◆ **YOUR INSTRUCTIONS**
Wherever "Standard" appears in a line, list that line.

◆ **PROVIDED DATA**

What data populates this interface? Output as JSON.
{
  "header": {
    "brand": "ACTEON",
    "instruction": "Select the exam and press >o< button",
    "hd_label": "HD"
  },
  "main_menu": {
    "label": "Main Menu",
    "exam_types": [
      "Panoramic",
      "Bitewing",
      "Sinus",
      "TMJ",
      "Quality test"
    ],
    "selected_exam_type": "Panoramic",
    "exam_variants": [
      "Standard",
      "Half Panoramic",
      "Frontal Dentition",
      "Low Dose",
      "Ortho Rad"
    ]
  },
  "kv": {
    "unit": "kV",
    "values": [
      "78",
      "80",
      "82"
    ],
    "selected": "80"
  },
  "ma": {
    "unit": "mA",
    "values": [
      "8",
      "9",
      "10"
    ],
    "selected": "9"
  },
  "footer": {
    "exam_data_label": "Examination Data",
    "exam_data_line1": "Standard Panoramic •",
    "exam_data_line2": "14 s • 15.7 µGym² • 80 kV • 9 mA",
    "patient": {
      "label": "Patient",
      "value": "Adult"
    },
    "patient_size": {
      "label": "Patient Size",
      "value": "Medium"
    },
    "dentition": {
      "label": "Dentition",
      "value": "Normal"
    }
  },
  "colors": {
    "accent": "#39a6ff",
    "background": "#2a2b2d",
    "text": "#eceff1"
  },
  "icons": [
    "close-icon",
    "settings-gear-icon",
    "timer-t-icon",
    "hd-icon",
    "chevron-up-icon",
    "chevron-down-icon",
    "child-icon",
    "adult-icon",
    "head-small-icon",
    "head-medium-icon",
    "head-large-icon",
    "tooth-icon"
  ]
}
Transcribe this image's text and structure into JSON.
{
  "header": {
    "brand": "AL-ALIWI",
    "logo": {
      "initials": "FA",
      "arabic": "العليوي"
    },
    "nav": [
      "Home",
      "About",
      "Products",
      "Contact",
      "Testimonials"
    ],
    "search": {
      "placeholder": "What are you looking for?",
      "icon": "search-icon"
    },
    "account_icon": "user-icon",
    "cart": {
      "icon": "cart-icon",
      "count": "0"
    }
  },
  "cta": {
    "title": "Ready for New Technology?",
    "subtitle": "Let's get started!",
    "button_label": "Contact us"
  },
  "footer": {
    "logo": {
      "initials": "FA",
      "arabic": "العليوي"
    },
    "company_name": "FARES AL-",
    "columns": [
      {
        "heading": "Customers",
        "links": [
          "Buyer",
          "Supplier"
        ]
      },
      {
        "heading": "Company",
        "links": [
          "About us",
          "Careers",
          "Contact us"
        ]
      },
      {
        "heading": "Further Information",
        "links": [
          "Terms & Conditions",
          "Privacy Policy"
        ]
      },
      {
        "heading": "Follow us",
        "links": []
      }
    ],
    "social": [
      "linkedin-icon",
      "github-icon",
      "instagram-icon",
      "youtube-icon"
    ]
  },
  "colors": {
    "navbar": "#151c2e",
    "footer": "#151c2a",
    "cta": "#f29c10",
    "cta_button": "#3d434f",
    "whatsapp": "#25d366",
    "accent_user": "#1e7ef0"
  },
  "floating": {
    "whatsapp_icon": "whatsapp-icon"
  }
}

◆ **EXERCISE OUTPUT**
      "Standard",
    "exam_data_line1": "Standard Panoramic •",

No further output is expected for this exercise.